▸ **Task goal**
Lay out the listing below as a Markdown table with the columns Row and Line, covering everything from its first line down through the line containing "category-label: Suroviny (99, 286, 150, 302)", and leave out any blank lines.
==== Supplied data ====
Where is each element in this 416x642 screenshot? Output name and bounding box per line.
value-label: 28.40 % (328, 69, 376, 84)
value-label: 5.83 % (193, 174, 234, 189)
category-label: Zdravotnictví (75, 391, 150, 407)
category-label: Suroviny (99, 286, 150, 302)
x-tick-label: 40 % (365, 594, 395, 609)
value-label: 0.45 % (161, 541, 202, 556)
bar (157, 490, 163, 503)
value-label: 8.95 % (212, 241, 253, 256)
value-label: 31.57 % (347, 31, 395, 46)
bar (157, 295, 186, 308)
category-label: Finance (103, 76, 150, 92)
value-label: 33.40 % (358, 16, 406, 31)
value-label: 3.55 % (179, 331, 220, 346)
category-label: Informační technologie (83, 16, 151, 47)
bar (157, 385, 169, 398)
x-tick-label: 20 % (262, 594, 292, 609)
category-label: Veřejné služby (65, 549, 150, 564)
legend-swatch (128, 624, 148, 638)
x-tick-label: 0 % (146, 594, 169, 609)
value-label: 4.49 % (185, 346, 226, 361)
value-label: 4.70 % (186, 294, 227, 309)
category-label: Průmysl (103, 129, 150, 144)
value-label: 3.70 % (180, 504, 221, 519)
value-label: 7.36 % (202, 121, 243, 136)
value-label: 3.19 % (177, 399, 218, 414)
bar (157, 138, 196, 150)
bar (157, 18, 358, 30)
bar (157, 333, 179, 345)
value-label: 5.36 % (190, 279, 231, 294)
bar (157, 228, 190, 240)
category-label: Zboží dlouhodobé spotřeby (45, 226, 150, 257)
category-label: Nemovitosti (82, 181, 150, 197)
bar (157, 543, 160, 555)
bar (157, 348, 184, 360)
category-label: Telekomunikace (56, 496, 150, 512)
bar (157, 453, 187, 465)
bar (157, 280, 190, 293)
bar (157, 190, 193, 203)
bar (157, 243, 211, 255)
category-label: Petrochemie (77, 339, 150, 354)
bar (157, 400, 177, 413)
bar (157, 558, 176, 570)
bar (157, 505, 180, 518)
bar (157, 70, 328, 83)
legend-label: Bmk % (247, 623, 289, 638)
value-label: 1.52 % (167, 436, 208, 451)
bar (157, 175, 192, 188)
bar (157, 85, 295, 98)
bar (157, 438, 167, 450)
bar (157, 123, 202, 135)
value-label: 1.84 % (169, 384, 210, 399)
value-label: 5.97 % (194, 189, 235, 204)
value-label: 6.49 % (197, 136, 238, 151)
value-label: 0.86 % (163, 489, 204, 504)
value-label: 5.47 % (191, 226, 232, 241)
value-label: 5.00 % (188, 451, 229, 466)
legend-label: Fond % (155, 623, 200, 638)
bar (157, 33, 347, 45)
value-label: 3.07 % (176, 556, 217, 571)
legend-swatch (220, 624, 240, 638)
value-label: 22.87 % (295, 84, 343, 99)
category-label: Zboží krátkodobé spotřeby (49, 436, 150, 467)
====
▸ **Full solution**
| Row | Line |
|---|---|
| 1 | Where is each element in this 416x642 screenshot? Output name and bounding box per line. |
| 2 | value-label: 28.40 % (328, 69, 376, 84) |
| 3 | value-label: 5.83 % (193, 174, 234, 189) |
| 4 | category-label: Zdravotnictví (75, 391, 150, 407) |
| 5 | category-label: Suroviny (99, 286, 150, 302) |